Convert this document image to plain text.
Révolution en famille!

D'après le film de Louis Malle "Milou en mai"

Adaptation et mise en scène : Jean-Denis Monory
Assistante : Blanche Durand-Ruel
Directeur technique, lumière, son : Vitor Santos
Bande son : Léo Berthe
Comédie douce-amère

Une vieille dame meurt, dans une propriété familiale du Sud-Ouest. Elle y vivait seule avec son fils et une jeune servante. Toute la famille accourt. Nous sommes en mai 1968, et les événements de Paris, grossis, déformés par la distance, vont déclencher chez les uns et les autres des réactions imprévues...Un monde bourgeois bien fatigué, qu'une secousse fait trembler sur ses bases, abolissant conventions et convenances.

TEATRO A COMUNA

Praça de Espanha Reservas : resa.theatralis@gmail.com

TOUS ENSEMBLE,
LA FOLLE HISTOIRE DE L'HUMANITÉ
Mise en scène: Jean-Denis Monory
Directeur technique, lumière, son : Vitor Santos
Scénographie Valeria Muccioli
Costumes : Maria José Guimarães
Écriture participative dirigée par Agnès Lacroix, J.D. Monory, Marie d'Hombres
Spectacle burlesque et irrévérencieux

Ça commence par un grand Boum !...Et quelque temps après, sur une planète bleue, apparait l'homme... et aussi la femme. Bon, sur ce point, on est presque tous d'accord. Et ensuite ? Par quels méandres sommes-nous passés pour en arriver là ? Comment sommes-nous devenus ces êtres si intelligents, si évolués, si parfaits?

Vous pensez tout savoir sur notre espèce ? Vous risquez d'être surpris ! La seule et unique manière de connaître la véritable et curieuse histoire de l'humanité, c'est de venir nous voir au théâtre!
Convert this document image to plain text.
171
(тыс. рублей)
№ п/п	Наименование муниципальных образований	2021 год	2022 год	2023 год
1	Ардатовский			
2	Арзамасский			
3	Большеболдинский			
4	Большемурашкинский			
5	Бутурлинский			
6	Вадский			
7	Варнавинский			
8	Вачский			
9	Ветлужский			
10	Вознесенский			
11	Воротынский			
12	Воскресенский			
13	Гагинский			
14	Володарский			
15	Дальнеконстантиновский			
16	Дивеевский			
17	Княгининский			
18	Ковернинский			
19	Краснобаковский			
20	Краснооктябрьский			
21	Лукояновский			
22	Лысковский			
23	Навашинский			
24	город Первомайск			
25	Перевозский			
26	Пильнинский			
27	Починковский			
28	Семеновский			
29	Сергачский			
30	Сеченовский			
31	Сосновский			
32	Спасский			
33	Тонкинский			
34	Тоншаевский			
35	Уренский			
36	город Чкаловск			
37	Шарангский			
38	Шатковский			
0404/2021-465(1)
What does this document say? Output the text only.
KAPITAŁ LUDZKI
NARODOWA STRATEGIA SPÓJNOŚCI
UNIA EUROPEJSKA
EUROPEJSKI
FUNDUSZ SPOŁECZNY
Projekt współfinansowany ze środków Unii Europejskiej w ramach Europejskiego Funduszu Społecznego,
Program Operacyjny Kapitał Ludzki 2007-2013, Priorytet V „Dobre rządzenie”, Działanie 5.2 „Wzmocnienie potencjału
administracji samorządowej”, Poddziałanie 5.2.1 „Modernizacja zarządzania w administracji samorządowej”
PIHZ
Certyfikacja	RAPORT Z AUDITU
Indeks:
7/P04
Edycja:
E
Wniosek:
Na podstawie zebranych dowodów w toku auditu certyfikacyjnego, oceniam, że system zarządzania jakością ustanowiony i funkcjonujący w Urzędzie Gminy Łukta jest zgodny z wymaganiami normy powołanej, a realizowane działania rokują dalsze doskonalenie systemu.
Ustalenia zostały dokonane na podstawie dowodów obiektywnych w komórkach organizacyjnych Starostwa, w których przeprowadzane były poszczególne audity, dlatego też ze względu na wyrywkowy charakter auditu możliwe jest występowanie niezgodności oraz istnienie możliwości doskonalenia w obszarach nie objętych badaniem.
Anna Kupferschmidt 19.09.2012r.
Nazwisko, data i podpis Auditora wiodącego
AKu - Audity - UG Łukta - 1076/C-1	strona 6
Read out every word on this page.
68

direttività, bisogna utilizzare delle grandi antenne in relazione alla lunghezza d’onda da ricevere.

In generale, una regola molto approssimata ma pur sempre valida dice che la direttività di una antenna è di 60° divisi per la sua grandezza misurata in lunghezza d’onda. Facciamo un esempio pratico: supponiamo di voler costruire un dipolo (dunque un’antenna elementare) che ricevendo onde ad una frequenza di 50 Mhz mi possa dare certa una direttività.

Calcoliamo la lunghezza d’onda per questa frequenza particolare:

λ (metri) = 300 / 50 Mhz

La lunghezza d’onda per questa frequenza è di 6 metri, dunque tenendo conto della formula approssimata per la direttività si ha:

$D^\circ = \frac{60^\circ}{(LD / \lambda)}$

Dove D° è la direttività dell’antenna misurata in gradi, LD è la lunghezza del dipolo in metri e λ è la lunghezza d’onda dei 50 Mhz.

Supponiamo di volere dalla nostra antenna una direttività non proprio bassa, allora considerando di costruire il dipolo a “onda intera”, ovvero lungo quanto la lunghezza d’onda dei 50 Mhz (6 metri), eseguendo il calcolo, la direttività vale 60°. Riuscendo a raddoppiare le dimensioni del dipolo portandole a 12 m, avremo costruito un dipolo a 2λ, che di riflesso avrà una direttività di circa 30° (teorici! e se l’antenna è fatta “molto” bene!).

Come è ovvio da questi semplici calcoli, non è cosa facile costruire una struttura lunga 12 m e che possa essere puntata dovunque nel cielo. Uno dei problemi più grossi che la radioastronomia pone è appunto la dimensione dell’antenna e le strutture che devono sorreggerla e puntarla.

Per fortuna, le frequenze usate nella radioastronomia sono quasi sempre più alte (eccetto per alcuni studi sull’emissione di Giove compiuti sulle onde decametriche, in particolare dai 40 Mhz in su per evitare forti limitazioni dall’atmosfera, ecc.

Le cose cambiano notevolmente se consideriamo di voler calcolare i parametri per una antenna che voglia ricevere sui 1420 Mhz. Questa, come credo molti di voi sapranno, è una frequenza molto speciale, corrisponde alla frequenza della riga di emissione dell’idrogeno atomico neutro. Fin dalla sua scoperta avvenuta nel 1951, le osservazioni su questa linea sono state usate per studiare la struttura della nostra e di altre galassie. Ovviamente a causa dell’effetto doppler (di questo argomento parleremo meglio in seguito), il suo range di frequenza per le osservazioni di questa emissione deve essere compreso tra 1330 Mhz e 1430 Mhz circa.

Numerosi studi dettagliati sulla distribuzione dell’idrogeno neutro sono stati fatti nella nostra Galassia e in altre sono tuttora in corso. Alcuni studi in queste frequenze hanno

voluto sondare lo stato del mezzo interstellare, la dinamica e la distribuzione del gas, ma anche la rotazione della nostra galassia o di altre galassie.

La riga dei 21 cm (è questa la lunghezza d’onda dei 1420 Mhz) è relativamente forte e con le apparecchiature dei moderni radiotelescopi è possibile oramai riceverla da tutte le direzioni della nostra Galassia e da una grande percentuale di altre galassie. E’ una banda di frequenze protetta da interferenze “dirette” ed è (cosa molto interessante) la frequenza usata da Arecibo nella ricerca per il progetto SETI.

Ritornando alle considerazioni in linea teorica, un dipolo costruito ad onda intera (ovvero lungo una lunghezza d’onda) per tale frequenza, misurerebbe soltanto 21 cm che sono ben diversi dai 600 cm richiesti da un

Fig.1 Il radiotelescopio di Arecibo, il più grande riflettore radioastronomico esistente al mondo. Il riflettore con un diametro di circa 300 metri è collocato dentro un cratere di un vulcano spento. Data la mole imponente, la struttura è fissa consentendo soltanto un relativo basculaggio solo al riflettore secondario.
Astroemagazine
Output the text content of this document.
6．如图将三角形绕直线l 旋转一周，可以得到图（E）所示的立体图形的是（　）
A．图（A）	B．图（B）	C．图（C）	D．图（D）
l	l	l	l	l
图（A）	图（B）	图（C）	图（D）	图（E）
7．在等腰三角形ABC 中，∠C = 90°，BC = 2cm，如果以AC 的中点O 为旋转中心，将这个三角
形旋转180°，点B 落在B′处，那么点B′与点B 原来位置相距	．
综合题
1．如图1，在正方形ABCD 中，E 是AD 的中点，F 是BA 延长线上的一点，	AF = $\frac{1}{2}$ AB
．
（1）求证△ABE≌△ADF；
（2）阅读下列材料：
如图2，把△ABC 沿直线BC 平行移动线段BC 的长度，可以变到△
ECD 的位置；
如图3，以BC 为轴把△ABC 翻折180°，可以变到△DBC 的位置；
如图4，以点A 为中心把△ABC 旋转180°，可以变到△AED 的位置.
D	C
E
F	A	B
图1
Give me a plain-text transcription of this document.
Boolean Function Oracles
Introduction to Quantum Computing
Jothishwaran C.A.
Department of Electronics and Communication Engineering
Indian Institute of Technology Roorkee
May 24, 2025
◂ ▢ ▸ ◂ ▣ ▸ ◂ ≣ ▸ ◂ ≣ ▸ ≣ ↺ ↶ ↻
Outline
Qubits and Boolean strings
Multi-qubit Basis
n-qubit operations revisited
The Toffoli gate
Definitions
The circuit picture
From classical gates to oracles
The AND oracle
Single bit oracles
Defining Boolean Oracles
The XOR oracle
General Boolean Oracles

> **WORK TO DO**
In the data above, tally the lines holding "altre" and answer with the figure only.

> **RESULT OF THE EXERCISE**
4